#### Given problem
Seek out every line containing the word "Auto", and copy each.

#### Data extract
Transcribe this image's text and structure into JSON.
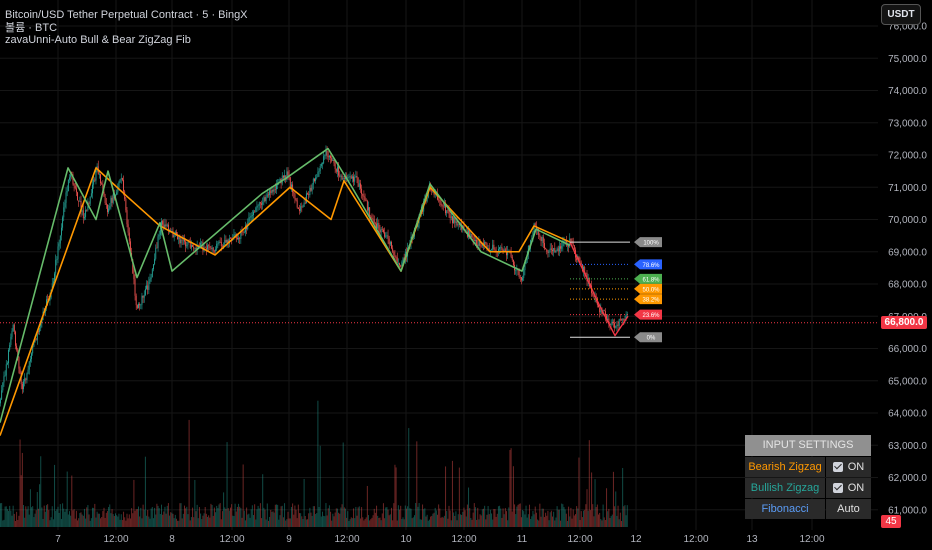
{
  "legend": {
    "line1": "Bitcoin/USD Tether Perpetual Contract · 5 · BingX",
    "line2": "볼륨 · BTC",
    "line3": "zavaUnni-Auto Bull & Bear ZigZag Fib"
  },
  "currency_button": "USDT",
  "price_axis": {
    "labels": [
      "76,000.0",
      "75,000.0",
      "74,000.0",
      "73,000.0",
      "72,000.0",
      "71,000.0",
      "70,000.0",
      "69,000.0",
      "68,000.0",
      "67,000.0",
      "66,000.0",
      "65,000.0",
      "64,000.0",
      "63,000.0",
      "62,000.0",
      "61,000.0"
    ],
    "min": 60500,
    "max": 76000,
    "current_price": "66,800.0",
    "timer": "45"
  },
  "time_axis": {
    "labels": [
      "7",
      "12:00",
      "8",
      "12:00",
      "9",
      "12:00",
      "10",
      "12:00",
      "11",
      "12:00",
      "12",
      "12:00",
      "13",
      "12:00"
    ]
  },
  "fib_labels": [
    "100%",
    "78.6%",
    "61.8%",
    "50.0%",
    "38.2%",
    "23.6%",
    "0%"
  ],
  "fib_levels": [
    69300,
    68610,
    68160,
    67850,
    67530,
    67050,
    66350
  ],
  "fib_colors": [
    "#8a8a8a",
    "#2962ff",
    "#4caf50",
    "#ff9800",
    "#ff9800",
    "#f23645",
    "#8a8a8a"
  ],
  "colors": {
    "bull": "#26a69a",
    "bear": "#ef5350",
    "bull_zigzag": "#66bb6a",
    "bear_zigzag": "#ff9800",
    "bear_trace": "#f23645"
  },
  "input_settings": {
    "title": "INPUT SETTINGS",
    "rows": [
      {
        "name": "Bearish Zigzag",
        "value": "ON",
        "color": "#ff9800"
      },
      {
        "name": "Bullish Zigzag",
        "value": "ON",
        "color": "#26a69a"
      },
      {
        "name": "Fibonacci",
        "value": "Auto",
        "color": "#5b9cf6"
      }
    ]
  },
  "chart_data": {
    "type": "candlestick",
    "xlabel": "",
    "ylabel": "",
    "ylim": [
      60500,
      76000
    ],
    "series": [
      {
        "points": [
          [
            0,
            64300
          ],
          [
            13,
            66700
          ],
          [
            22,
            64700
          ],
          [
            40,
            66800
          ],
          [
            52,
            67900
          ],
          [
            70,
            71500
          ],
          [
            84,
            70000
          ],
          [
            97,
            71600
          ],
          [
            107,
            70300
          ],
          [
            122,
            71300
          ],
          [
            137,
            67200
          ],
          [
            150,
            68100
          ],
          [
            161,
            69900
          ],
          [
            182,
            69300
          ],
          [
            210,
            69100
          ],
          [
            240,
            69500
          ],
          [
            262,
            70600
          ],
          [
            287,
            71400
          ],
          [
            299,
            70200
          ],
          [
            327,
            72100
          ],
          [
            344,
            71200
          ],
          [
            356,
            71300
          ],
          [
            372,
            70000
          ],
          [
            388,
            69400
          ],
          [
            401,
            68500
          ],
          [
            430,
            71000
          ],
          [
            452,
            70000
          ],
          [
            482,
            69200
          ],
          [
            508,
            69000
          ],
          [
            521,
            68100
          ],
          [
            534,
            69800
          ],
          [
            548,
            69000
          ],
          [
            570,
            69300
          ],
          [
            585,
            68300
          ],
          [
            600,
            67200
          ],
          [
            614,
            66700
          ],
          [
            628,
            67100
          ]
        ]
      },
      {
        "name_unused": "",
        "points": []
      }
    ],
    "bull_zigzag": [
      [
        0,
        63700
      ],
      [
        68,
        71600
      ],
      [
        96,
        70000
      ],
      [
        108,
        71500
      ],
      [
        137,
        68200
      ],
      [
        160,
        69900
      ],
      [
        172,
        68400
      ],
      [
        262,
        70800
      ],
      [
        287,
        71300
      ],
      [
        328,
        72200
      ],
      [
        352,
        71000
      ],
      [
        401,
        68400
      ],
      [
        430,
        71100
      ],
      [
        481,
        69000
      ],
      [
        522,
        68400
      ],
      [
        536,
        69700
      ],
      [
        570,
        69200
      ]
    ],
    "bear_zigzag": [
      [
        0,
        63300
      ],
      [
        52,
        67800
      ],
      [
        96,
        71600
      ],
      [
        124,
        70800
      ],
      [
        160,
        69800
      ],
      [
        215,
        68900
      ],
      [
        290,
        71000
      ],
      [
        331,
        70000
      ],
      [
        344,
        71200
      ],
      [
        401,
        68400
      ],
      [
        430,
        71000
      ],
      [
        490,
        69000
      ],
      [
        519,
        69000
      ],
      [
        534,
        69800
      ],
      [
        570,
        69300
      ]
    ],
    "bear_trace": [
      [
        570,
        69300
      ],
      [
        585,
        68300
      ],
      [
        600,
        67300
      ],
      [
        615,
        66400
      ],
      [
        628,
        67000
      ]
    ]
  }
}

#### Task answer
    "line3": "zavaUnni-Auto Bull & Bear ZigZag Fib"
        "value": "Auto",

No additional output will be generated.